#### Exercise requirements
Repeat, line for line, the entries printed below.

#### Raw data
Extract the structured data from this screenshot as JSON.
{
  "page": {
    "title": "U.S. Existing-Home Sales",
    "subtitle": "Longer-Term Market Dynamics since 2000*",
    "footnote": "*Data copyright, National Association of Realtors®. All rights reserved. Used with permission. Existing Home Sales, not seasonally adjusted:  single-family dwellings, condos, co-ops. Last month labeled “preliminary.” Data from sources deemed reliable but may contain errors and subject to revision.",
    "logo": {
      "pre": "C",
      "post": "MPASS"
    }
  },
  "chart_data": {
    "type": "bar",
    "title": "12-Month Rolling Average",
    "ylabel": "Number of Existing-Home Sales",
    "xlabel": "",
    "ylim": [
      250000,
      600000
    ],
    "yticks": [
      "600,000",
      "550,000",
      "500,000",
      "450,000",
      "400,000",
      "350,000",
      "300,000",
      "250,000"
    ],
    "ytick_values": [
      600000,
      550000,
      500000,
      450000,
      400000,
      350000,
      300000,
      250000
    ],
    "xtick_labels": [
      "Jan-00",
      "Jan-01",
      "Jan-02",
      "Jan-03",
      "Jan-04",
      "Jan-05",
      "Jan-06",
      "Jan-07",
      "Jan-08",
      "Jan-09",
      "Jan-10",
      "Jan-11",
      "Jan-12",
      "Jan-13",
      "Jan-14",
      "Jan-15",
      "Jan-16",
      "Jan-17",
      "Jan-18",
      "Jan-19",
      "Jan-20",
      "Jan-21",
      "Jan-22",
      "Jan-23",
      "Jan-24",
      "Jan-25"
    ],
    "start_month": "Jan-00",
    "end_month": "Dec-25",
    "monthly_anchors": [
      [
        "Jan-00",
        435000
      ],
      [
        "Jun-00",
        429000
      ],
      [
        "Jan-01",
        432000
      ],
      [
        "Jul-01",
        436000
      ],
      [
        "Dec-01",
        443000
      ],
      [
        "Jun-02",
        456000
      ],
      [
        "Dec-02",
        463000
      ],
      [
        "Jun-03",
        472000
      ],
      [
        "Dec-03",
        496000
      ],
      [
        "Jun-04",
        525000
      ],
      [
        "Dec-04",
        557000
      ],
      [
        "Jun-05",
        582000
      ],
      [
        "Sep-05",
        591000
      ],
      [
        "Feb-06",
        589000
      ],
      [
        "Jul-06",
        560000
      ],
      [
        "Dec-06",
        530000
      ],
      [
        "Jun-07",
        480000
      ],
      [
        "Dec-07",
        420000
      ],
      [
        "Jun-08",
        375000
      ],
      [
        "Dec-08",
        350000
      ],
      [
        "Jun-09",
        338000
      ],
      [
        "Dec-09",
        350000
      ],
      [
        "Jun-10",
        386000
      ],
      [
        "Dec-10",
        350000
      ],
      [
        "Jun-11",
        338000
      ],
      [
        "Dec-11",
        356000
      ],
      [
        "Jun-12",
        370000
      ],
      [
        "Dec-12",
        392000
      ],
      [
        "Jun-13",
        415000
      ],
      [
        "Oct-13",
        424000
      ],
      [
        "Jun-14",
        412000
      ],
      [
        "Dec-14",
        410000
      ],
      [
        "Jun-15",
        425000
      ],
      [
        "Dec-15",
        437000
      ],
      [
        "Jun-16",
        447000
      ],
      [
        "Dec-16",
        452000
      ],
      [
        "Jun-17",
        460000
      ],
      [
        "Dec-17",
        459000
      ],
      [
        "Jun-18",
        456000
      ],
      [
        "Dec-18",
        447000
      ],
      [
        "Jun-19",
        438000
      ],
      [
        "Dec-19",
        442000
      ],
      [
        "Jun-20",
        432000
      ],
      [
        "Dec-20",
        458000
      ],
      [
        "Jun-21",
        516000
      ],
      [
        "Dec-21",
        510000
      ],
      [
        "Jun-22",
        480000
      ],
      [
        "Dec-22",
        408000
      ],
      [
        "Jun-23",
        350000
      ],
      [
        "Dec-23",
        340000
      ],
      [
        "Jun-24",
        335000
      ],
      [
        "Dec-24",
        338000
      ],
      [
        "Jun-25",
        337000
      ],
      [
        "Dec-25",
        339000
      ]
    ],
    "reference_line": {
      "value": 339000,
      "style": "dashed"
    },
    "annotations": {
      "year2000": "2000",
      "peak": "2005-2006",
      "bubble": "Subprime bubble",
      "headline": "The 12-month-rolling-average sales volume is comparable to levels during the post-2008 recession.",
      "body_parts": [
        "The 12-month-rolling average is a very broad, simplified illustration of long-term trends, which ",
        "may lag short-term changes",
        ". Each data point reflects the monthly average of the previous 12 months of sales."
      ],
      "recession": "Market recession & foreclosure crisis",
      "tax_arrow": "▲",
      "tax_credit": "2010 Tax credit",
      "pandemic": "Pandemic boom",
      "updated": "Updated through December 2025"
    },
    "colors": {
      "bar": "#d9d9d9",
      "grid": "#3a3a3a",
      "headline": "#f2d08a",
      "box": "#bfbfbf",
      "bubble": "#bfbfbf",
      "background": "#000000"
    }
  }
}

#### Correct response
Extract the structured data from this screenshot as JSON.
{
  "page": {
    "title": "U.S. Existing-Home Sales",
    "subtitle": "Longer-Term Market Dynamics since 2000*",
    "footnote": "*Data copyright, National Association of Realtors®. All rights reserved. Used with permission. Existing Home Sales, not seasonally adjusted:  single-family dwellings, condos, co-ops. Last month labeled “preliminary.” Data from sources deemed reliable but may contain errors and subject to revision.",
    "logo": {
      "pre": "C",
      "post": "MPASS"
    }
  },
  "chart_data": {
    "type": "bar",
    "title": "12-Month Rolling Average",
    "ylabel": "Number of Existing-Home Sales",
    "xlabel": "",
    "ylim": [
      250000,
      600000
    ],
    "yticks": [
      "600,000",
      "550,000",
      "500,000",
      "450,000",
      "400,000",
      "350,000",
      "300,000",
      "250,000"
    ],
    "ytick_values": [
      600000,
      550000,
      500000,
      450000,
      400000,
      350000,
      300000,
      250000
    ],
    "xtick_labels": [
      "Jan-00",
      "Jan-01",
      "Jan-02",
      "Jan-03",
      "Jan-04",
      "Jan-05",
      "Jan-06",
      "Jan-07",
      "Jan-08",
      "Jan-09",
      "Jan-10",
      "Jan-11",
      "Jan-12",
      "Jan-13",
      "Jan-14",
      "Jan-15",
      "Jan-16",
      "Jan-17",
      "Jan-18",
      "Jan-19",
      "Jan-20",
      "Jan-21",
      "Jan-22",
      "Jan-23",
      "Jan-24",
      "Jan-25"
    ],
    "start_month": "Jan-00",
    "end_month": "Dec-25",
    "monthly_anchors": [
      [
        "Jan-00",
        435000
      ],
      [
        "Jun-00",
        429000
      ],
      [
        "Jan-01",
        432000
      ],
      [
        "Jul-01",
        436000
      ],
      [
        "Dec-01",
        443000
      ],
      [
        "Jun-02",
        456000
      ],
      [
        "Dec-02",
        463000
      ],
      [
        "Jun-03",
        472000
      ],
      [
        "Dec-03",
        496000
      ],
      [
        "Jun-04",
        525000
      ],
      [
        "Dec-04",
        557000
      ],
      [
        "Jun-05",
        582000
      ],
      [
        "Sep-05",
        591000
      ],
      [
        "Feb-06",
        589000
      ],
      [
        "Jul-06",
        560000
      ],
      [
        "Dec-06",
        530000
      ],
      [
        "Jun-07",
        480000
      ],
      [
        "Dec-07",
        420000
      ],
      [
        "Jun-08",
        375000
      ],
      [
        "Dec-08",
        350000
      ],
      [
        "Jun-09",
        338000
      ],
      [
        "Dec-09",
        350000
      ],
      [
        "Jun-10",
        386000
      ],
      [
        "Dec-10",
        350000
      ],
      [
        "Jun-11",
        338000
      ],
      [
        "Dec-11",
        356000
      ],
      [
        "Jun-12",
        370000
      ],
      [
        "Dec-12",
        392000
      ],
      [
        "Jun-13",
        415000
      ],
      [
        "Oct-13",
        424000
      ],
      [
        "Jun-14",
        412000
      ],
      [
        "Dec-14",
        410000
      ],
      [
        "Jun-15",
        425000
      ],
      [
        "Dec-15",
        437000
      ],
      [
        "Jun-16",
        447000
      ],
      [
        "Dec-16",
        452000
      ],
      [
        "Jun-17",
        460000
      ],
      [
        "Dec-17",
        459000
      ],
      [
        "Jun-18",
        456000
      ],
      [
        "Dec-18",
        447000
      ],
      [
        "Jun-19",
        438000
      ],
      [
        "Dec-19",
        442000
      ],
      [
        "Jun-20",
        432000
      ],
      [
        "Dec-20",
        458000
      ],
      [
        "Jun-21",
        516000
      ],
      [
        "Dec-21",
        510000
      ],
      [
        "Jun-22",
        480000
      ],
      [
        "Dec-22",
        408000
      ],
      [
        "Jun-23",
        350000
      ],
      [
        "Dec-23",
        340000
      ],
      [
        "Jun-24",
        335000
      ],
      [
        "Dec-24",
        338000
      ],
      [
        "Jun-25",
        337000
      ],
      [
        "Dec-25",
        339000
      ]
    ],
    "reference_line": {
      "value": 339000,
      "style": "dashed"
    },
    "annotations": {
      "year2000": "2000",
      "peak": "2005-2006",
      "bubble": "Subprime bubble",
      "headline": "The 12-month-rolling-average sales volume is comparable to levels during the post-2008 recession.",
      "body_parts": [
        "The 12-month-rolling average is a very broad, simplified illustration of long-term trends, which ",
        "may lag short-term changes",
        ". Each data point reflects the monthly average of the previous 12 months of sales."
      ],
      "recession": "Market recession & foreclosure crisis",
      "tax_arrow": "▲",
      "tax_credit": "2010 Tax credit",
      "pandemic": "Pandemic boom",
      "updated": "Updated through December 2025"
    },
    "colors": {
      "bar": "#d9d9d9",
      "grid": "#3a3a3a",
      "headline": "#f2d08a",
      "box": "#bfbfbf",
      "bubble": "#bfbfbf",
      "background": "#000000"
    }
  }
}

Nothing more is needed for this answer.